* Saved data entries:
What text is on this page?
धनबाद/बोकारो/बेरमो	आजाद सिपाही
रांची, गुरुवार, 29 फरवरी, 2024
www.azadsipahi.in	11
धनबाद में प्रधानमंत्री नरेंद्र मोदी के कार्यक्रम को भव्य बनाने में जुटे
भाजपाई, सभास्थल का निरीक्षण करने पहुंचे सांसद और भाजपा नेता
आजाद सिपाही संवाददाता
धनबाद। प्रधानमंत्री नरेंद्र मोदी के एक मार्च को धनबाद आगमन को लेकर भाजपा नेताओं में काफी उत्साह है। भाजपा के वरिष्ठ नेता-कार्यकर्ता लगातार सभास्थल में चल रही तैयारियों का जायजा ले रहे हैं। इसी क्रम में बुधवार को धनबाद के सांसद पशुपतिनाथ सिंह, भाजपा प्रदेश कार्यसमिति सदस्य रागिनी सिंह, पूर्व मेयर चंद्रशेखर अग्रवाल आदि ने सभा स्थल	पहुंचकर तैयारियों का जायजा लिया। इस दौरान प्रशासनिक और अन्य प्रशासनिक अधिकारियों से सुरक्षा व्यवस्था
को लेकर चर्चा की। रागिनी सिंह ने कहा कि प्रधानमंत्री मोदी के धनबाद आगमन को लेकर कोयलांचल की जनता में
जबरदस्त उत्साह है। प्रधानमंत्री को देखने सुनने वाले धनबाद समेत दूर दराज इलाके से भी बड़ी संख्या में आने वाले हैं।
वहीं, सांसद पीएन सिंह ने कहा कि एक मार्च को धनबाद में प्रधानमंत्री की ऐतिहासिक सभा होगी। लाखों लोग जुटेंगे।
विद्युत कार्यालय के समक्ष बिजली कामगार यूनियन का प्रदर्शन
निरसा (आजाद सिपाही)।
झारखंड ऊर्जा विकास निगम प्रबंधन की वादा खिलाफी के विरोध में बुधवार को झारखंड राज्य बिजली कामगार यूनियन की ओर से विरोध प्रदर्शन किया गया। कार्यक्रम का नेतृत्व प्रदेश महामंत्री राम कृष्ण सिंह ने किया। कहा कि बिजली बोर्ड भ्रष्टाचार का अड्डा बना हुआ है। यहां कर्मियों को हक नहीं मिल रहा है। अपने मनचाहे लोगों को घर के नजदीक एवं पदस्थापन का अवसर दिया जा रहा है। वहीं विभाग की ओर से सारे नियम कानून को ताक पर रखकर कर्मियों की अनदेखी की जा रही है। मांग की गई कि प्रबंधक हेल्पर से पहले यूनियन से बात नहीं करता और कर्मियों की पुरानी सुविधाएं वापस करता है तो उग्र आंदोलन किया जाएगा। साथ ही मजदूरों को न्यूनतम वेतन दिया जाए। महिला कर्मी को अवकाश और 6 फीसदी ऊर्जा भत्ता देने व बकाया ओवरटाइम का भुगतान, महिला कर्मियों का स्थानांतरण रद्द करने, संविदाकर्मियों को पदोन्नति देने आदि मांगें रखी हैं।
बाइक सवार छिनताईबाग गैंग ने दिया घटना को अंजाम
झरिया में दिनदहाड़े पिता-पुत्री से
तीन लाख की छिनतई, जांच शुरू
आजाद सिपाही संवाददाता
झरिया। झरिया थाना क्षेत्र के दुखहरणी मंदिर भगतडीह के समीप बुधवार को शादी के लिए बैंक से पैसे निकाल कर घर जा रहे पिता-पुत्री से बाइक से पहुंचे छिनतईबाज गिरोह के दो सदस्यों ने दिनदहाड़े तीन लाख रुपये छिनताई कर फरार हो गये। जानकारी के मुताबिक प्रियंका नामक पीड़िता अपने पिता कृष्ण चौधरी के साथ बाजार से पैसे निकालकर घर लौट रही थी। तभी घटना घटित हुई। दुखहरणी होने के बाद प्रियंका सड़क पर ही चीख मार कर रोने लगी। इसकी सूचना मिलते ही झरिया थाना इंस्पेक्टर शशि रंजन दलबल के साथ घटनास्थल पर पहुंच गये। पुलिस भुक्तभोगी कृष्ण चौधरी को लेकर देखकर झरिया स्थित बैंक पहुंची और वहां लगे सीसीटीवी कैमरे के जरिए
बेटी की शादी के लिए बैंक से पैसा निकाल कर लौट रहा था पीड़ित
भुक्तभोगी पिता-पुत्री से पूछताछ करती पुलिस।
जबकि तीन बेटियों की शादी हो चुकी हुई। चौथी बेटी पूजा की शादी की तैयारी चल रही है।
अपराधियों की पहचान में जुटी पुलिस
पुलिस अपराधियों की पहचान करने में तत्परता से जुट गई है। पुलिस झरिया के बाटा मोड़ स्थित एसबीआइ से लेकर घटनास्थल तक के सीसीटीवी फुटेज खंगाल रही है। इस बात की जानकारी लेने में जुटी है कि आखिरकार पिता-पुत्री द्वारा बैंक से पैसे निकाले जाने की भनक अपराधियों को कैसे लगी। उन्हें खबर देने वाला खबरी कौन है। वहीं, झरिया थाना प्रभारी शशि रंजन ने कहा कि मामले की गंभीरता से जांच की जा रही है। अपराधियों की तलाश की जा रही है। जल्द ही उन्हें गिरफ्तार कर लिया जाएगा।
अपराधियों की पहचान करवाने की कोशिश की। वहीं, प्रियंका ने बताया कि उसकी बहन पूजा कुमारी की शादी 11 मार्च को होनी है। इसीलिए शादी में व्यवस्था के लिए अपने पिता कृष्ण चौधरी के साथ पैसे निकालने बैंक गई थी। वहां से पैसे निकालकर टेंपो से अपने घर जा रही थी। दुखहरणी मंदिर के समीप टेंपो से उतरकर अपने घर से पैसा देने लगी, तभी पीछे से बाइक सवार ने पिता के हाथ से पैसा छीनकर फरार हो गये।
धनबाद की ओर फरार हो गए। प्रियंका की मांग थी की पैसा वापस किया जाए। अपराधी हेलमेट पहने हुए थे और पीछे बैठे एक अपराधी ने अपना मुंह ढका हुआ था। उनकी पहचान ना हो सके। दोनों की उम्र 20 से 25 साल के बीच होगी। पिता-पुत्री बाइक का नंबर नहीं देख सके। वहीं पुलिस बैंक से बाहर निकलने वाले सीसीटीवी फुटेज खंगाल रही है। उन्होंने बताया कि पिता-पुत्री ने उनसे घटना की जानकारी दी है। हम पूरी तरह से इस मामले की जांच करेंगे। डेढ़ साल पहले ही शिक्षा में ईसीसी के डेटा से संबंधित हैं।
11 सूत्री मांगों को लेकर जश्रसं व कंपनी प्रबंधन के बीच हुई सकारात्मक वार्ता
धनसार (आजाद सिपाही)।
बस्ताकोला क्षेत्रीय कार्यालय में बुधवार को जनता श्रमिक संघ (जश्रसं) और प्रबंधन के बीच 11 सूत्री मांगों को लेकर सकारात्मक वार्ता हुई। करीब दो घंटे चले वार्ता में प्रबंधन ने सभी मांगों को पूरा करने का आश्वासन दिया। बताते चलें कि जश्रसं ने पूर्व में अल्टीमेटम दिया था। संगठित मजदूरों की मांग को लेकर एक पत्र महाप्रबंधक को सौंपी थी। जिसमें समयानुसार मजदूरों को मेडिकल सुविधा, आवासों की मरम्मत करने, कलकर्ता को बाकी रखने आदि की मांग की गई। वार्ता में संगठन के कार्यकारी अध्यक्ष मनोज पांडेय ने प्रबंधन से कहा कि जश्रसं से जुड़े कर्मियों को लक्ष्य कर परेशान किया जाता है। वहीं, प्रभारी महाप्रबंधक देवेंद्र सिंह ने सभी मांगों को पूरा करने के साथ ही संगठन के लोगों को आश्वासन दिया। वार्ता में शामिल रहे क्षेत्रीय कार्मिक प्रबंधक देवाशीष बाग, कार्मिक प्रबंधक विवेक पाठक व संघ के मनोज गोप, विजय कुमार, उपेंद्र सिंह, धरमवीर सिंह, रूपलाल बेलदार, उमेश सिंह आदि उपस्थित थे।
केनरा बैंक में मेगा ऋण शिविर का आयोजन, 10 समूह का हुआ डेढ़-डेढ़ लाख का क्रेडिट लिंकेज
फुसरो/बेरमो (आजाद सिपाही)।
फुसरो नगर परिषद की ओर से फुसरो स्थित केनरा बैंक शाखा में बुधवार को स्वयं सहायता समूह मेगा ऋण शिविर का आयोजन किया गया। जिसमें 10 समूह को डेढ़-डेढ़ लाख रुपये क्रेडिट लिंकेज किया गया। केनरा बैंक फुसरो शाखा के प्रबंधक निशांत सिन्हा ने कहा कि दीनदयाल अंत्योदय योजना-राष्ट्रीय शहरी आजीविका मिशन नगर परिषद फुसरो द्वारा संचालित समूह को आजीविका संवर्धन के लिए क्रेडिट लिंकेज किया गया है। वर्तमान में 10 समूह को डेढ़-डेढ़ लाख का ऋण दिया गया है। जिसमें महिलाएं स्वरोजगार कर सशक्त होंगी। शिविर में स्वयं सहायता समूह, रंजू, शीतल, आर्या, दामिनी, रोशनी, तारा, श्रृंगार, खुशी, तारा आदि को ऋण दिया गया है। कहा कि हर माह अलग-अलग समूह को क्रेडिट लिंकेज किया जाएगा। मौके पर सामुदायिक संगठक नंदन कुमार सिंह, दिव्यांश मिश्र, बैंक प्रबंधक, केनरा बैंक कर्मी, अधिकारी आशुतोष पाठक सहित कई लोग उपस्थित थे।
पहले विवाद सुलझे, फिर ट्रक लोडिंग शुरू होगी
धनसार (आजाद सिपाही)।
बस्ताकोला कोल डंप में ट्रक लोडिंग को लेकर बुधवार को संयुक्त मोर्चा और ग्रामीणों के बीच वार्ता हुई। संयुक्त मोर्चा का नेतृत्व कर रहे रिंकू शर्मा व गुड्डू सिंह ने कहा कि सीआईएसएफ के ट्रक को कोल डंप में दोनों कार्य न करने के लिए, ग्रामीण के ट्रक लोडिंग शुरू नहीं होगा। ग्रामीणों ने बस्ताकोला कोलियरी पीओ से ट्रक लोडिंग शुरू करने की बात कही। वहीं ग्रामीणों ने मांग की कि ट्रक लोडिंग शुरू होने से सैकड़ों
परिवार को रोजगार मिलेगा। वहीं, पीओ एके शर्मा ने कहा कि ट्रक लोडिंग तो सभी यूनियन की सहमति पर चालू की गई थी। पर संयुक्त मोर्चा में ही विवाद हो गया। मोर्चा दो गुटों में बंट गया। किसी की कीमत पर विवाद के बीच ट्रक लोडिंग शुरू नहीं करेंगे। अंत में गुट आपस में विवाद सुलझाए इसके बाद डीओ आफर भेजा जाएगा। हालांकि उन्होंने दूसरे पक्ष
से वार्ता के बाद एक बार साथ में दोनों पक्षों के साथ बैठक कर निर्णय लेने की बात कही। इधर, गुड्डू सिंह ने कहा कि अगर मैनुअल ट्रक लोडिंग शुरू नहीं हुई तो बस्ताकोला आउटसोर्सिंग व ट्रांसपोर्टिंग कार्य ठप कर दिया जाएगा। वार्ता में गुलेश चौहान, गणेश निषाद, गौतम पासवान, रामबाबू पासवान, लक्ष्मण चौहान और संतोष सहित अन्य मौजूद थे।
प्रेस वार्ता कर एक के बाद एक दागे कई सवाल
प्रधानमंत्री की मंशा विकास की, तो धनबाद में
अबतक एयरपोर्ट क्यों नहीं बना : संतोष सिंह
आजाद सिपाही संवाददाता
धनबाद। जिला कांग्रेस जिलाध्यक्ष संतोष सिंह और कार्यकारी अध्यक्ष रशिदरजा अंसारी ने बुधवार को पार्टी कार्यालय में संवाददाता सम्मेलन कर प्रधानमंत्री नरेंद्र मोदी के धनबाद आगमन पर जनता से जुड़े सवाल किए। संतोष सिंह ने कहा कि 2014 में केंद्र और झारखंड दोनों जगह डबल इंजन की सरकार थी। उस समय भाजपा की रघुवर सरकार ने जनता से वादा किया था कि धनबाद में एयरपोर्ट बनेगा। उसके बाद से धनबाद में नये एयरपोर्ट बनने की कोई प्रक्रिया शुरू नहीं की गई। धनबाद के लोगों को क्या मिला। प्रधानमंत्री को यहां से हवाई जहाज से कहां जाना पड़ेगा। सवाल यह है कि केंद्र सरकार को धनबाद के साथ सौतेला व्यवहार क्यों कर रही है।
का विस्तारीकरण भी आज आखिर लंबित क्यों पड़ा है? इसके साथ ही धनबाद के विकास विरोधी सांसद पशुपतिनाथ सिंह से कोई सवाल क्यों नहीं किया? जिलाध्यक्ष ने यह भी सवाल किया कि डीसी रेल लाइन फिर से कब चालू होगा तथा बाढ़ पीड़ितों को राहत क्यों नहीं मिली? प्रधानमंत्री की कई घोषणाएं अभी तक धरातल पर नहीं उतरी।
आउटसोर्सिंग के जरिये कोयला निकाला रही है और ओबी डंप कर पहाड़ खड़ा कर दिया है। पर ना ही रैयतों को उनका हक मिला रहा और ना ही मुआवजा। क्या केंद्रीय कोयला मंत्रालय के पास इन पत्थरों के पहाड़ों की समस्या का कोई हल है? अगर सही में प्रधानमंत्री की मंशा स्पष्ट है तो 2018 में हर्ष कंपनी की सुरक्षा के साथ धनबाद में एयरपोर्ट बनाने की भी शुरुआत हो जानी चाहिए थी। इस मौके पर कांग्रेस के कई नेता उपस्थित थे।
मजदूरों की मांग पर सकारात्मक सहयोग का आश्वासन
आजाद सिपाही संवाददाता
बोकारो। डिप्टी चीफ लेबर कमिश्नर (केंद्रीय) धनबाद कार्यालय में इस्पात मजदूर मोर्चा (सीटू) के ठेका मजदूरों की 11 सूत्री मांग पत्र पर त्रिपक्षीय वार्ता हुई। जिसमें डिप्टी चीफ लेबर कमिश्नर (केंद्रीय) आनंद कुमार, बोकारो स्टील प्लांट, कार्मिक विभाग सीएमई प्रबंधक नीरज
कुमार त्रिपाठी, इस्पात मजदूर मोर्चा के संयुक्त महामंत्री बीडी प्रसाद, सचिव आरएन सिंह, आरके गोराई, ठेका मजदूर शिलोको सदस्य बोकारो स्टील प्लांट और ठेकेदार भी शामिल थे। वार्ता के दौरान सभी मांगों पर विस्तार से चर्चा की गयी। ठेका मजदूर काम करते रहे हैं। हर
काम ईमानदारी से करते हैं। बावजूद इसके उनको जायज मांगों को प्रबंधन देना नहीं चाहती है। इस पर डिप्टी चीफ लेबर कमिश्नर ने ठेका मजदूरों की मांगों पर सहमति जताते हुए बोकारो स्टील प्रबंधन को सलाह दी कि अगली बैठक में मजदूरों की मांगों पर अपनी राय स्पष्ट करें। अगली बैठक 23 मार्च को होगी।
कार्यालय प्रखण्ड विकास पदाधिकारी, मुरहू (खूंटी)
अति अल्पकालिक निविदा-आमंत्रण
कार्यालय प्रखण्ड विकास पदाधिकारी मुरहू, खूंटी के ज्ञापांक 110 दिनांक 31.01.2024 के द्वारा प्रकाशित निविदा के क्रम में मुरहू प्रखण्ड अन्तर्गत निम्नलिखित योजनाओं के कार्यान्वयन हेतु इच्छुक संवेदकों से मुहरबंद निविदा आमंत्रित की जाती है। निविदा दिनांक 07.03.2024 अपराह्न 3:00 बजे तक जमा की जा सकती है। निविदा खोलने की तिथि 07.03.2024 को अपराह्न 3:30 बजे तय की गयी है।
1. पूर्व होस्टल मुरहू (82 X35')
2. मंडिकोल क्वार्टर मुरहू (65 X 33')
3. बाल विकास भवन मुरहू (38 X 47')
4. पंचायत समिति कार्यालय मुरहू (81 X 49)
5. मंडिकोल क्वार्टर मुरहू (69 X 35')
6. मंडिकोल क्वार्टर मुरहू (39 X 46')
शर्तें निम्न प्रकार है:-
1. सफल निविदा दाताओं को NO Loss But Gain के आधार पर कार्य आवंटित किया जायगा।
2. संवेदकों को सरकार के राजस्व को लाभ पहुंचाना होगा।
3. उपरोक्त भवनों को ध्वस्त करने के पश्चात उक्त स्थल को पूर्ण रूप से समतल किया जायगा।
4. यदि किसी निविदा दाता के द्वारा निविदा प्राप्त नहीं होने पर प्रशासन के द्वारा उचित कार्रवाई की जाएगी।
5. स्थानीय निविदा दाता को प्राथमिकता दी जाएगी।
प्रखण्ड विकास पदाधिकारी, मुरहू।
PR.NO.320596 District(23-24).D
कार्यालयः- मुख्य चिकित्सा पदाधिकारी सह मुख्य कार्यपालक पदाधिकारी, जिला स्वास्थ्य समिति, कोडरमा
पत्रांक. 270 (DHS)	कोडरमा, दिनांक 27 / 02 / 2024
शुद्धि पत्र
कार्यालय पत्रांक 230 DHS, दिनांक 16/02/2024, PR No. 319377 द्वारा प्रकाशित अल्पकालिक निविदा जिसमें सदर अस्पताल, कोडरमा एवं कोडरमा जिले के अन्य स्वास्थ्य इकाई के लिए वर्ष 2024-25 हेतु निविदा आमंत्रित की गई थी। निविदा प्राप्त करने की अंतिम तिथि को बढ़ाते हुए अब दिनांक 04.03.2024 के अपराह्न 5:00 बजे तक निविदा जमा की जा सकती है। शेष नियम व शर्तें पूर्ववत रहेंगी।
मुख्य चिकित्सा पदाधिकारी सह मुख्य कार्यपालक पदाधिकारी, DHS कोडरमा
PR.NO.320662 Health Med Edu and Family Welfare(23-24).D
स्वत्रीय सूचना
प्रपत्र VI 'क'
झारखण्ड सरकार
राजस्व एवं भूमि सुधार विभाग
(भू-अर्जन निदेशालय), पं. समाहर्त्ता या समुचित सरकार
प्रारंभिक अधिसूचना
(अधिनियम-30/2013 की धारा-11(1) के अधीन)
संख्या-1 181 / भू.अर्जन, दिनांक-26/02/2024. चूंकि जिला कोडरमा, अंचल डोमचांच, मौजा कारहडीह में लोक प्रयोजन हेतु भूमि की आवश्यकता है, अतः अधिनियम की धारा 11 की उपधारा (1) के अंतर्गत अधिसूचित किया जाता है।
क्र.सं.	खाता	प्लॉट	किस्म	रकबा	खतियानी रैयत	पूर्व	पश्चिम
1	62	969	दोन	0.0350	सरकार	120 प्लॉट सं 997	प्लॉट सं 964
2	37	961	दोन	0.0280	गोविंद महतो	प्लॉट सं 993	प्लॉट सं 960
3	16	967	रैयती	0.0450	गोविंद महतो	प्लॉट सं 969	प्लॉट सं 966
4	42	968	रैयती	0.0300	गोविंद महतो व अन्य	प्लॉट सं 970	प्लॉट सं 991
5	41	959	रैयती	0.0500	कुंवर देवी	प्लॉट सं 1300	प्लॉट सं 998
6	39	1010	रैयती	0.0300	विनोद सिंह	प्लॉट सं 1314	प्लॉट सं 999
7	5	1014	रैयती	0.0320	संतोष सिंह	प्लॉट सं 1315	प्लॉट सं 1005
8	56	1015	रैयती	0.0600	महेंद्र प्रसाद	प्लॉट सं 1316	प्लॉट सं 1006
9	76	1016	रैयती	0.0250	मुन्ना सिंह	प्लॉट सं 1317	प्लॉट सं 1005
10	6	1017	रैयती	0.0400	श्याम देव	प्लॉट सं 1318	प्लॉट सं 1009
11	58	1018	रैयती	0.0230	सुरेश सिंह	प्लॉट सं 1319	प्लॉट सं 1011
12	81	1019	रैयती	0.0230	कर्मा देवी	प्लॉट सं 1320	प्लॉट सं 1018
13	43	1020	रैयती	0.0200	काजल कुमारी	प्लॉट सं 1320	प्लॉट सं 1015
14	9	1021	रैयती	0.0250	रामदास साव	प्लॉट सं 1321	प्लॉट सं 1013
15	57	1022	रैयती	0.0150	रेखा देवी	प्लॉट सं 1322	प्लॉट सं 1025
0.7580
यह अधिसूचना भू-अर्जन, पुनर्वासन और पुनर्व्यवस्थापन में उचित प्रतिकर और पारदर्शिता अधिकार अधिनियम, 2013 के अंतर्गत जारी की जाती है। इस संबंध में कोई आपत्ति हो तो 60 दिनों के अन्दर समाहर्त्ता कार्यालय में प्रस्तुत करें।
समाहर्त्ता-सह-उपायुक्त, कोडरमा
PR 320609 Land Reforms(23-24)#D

* Exercise requirements:
From the data above, pick out each line containing "सहमत" and copy it.

* Written response:
परिवार को रोजगार मिलेगा। वहीं, पीओ एके शर्मा ने कहा कि ट्रक लोडिंग तो सभी यूनियन की सहमति पर चालू की गई थी। पर संयुक्त मोर्चा में ही विवाद हो गया। मोर्चा दो गुटों में बंट गया। किसी की कीमत पर विवाद के बीच ट्रक लोडिंग शुरू नहीं करेंगे। अंत में गुट आपस में विवाद सुलझाए इसके बाद डीओ आफर भेजा जाएगा। हालांकि उन्होंने दूसरे पक्ष
काम ईमानदारी से करते हैं। बावजूद इसके उनको जायज मांगों को प्रबंधन देना नहीं चाहती है। इस पर डिप्टी चीफ लेबर कमिश्नर ने ठेका मजदूरों की मांगों पर सहमति जताते हुए बोकारो स्टील प्रबंधन को सलाह दी कि अगली बैठक में मजदूरों की मांगों पर अपनी राय स्पष्ट करें। अगली बैठक 23 मार्च को होगी।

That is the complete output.